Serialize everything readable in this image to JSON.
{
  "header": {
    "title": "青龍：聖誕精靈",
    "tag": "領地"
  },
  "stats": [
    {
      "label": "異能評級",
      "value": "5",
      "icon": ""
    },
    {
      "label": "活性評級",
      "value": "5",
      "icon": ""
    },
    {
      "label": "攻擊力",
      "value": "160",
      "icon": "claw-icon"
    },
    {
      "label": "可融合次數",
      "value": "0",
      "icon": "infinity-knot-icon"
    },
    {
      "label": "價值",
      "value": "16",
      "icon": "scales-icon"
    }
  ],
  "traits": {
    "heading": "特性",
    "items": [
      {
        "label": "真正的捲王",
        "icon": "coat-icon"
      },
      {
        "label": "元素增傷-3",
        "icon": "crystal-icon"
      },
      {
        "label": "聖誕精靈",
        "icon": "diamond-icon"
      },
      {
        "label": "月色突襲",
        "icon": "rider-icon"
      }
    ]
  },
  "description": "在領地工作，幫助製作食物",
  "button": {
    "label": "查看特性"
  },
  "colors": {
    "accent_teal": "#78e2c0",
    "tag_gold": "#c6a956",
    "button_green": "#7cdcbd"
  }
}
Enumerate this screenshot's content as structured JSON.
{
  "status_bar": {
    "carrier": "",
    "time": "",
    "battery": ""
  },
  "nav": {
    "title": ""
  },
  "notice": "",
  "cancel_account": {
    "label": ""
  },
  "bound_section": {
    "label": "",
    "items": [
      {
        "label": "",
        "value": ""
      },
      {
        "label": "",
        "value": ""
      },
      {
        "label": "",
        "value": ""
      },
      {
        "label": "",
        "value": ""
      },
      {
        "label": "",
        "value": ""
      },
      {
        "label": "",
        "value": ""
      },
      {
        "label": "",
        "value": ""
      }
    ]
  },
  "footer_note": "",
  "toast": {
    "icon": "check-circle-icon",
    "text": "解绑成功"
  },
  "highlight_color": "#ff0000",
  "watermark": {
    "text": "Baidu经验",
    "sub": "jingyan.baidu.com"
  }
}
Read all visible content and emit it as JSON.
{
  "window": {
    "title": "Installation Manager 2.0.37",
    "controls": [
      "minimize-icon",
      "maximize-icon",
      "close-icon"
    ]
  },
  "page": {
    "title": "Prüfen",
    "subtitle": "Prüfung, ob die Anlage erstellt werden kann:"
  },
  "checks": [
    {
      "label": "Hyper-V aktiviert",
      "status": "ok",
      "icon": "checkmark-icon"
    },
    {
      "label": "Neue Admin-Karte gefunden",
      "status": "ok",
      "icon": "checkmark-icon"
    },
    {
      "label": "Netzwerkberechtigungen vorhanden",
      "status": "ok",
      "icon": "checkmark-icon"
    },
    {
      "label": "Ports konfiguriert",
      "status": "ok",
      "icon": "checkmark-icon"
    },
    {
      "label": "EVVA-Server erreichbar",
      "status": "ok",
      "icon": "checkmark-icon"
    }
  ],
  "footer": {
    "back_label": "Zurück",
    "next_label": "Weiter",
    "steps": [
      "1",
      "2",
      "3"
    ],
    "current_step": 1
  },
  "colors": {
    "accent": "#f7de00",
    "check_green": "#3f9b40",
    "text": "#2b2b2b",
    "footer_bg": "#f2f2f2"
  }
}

[Exercise requirements]: Copy every line from the records above that contains the word "this".

[Solved exercise]:
Serialize everything readable in this image to JSON.
Enumerate this screenshot's content as structured JSON.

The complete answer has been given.